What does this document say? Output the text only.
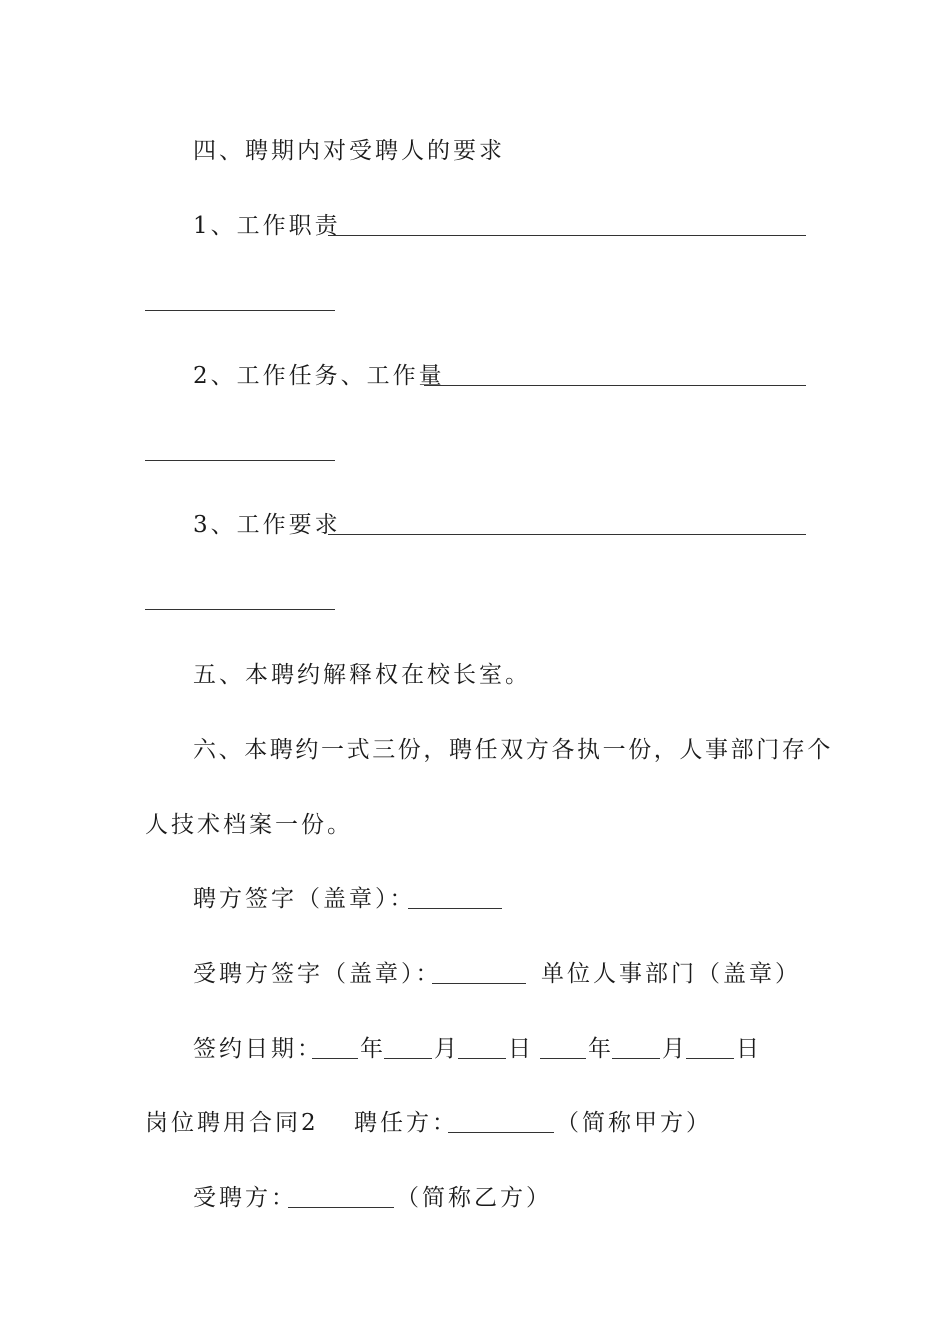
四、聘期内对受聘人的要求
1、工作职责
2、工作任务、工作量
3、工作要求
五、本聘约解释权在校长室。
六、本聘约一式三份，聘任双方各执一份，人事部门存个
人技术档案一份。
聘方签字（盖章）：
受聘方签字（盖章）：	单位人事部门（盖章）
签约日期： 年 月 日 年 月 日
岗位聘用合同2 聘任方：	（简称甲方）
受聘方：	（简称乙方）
§ §
Copy the entries above faithfully and omit every image.

What does this document say? Output the text only.
四、聘期内对受聘人的要求
1、工作职责
2、工作任务、工作量
3、工作要求
五、本聘约解释权在校长室。
六、本聘约一式三份，聘任双方各执一份，人事部门存个
人技术档案一份。
聘方签字（盖章）：
受聘方签字（盖章）：	单位人事部门（盖章）
签约日期： 年 月 日 年 月 日
岗位聘用合同2 聘任方：	（简称甲方）
受聘方：	（简称乙方）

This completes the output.